▶ [Figure record listings]
>>

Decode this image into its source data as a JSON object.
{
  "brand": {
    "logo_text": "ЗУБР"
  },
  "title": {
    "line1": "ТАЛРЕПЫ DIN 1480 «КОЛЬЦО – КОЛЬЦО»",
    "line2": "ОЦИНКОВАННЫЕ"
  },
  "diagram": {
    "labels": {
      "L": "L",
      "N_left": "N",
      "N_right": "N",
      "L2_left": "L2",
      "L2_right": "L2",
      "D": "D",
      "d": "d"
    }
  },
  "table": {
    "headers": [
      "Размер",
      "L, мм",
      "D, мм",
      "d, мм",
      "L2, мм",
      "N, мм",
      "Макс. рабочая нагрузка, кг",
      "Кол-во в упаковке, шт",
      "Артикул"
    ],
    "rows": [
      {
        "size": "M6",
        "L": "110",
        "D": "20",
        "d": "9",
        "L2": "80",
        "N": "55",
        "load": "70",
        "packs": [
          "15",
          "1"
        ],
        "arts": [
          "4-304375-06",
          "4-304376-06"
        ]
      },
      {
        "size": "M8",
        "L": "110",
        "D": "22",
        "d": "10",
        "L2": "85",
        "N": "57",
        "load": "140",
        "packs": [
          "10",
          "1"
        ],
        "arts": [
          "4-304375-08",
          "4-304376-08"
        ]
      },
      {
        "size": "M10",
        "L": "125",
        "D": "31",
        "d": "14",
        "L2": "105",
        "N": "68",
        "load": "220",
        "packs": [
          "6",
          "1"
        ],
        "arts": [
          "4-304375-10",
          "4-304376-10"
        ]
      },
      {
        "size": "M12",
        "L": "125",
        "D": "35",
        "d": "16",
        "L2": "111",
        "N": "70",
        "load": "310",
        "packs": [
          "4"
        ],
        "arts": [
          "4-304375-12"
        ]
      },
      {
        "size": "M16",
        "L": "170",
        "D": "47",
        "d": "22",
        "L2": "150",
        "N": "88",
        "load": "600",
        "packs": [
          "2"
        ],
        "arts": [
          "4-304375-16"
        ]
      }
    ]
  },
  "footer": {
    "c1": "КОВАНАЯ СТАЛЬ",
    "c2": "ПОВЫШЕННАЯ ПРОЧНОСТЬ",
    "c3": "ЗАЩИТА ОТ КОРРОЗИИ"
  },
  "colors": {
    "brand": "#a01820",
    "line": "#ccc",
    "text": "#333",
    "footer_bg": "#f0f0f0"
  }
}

<<

▶ [TASK BRIEF] Find every line that has "size" in it, then return those lines.

▶ [WRITTEN SOLUTION]
        "size": "M6",
        "size": "M8",
        "size": "M10",
        "size": "M12",
        "size": "M16",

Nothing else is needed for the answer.